→ Selected extract
----------------

Over the years, I've read countless corporate blogs, seen a bunch of videos, and watched tons of Twitter feeds that look as if the PR pros or Marketing geniuses have gotten their grubby little hands into the mix.
The language is clean but generic. The passion is non-existent. And corporate messages are inserted at every opportunity.
When you create content to educate and inform, authenticity is a must. You must create information that comes from the passion of caring deeply about a subject.
Don't let your marketing communications or public relations staff vague up your stuff. Don't let the agencies MarCom it to death.
As soon as content has been through the Marketing Communications wringer and the PR gauntlet, it ceases to be authentic and people don't pay attention.
Resist the urge to message.
Allow people to let it all hang out, quirks and all. Your readers will thank you for it. And your business will prosper.





Great post David.
PR was my early career ... hope I wasn't guilty of putting information through the "marcom wringer or PR gauntlet" ... but ...

----------------

→ Material
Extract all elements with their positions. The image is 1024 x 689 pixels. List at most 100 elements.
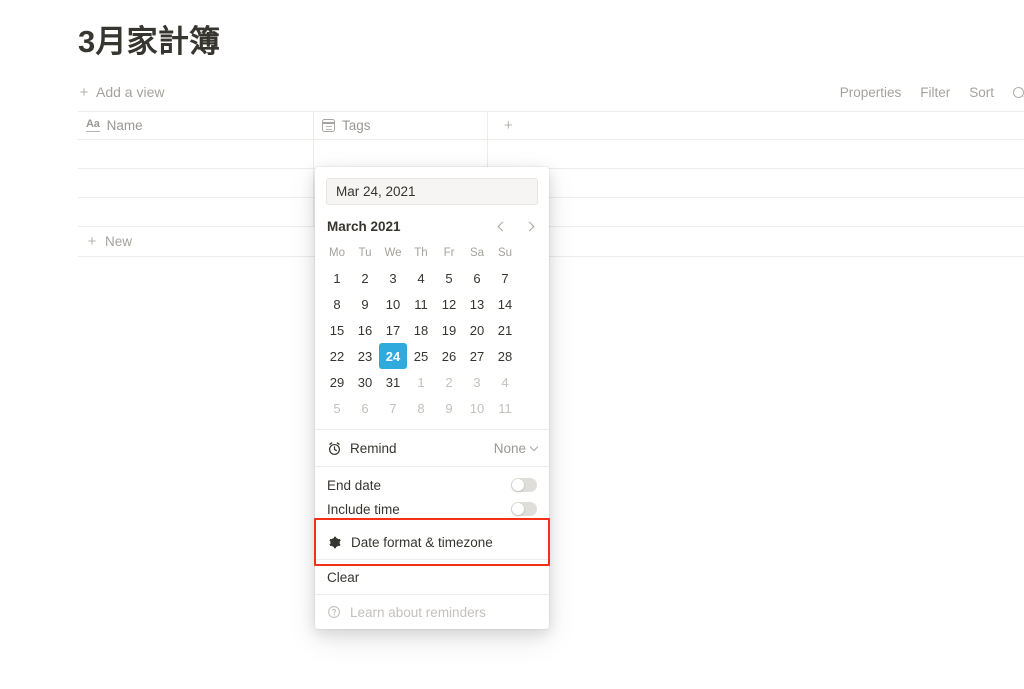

----------------

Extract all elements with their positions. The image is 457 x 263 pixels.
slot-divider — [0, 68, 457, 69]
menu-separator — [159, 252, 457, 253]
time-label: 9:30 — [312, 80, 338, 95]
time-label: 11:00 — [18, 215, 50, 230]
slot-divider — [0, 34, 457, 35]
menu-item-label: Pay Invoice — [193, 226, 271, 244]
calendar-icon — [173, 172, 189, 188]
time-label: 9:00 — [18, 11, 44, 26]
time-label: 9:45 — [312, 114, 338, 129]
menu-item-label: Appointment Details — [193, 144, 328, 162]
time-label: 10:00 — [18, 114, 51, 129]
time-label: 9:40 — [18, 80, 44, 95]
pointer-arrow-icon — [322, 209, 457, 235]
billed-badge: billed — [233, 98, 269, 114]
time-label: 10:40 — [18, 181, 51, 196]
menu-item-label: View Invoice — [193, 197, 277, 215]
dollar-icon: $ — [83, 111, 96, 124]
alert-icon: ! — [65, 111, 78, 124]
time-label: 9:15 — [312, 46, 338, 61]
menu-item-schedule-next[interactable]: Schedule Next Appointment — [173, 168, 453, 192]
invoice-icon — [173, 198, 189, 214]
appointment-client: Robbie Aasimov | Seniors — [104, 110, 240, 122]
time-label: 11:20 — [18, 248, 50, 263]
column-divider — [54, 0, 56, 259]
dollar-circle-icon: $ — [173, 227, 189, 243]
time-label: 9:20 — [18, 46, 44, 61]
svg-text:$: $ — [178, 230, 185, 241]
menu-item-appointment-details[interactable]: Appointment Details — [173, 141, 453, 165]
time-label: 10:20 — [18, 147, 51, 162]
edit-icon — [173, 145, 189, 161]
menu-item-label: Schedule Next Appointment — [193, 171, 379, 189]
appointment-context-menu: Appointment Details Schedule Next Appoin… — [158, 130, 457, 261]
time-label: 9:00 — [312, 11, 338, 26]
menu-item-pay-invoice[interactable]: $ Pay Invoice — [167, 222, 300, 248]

----------------

→ Task to carry out
Extend the piece on authentic corporate content, picking up after its last line. The items have nothing to do with the piece on authentic corporate content.

→ Reply to the exercise
Now that I'm a daily blogger, I am able to share the passion about my topics ... including commenting about or writing on some of your great posts.
Steve
Posted by: Steve Drake | April 09, 2012 at 01:50 PM
I hear you Steve. I know I was guilty of this back in the day that I was in charge of corporate communications for various companies!
Posted by: David Meerman Scott | April 09, 2012 at 02:04 PM
People don't want to eat steak that has been sprayed with sanitizer. Well put, David.
Posted by: andrew | April 09, 2012 at 02:32 PM
Nice quote Andrew!
Posted by: David Meerman Scott | April 09, 2012 at 02:41 PM
Guilty as charged! Thankfully I no longer work for "those" people.
Posted by: Pat Thomas | April 09, 2012 at 05:09 PM
I'd also say, don't let Legal sanitize your content to death either.
Working with Legal is especially a challenge for marketers in healthcare and financial services industries. Best way to handle for this to include Legal colleagues from the beginning on the strategy, personna building and creative ideation for the content initiative/blog. Make them part of the process and set guidelines for what requires a true Legal review and what doesn't.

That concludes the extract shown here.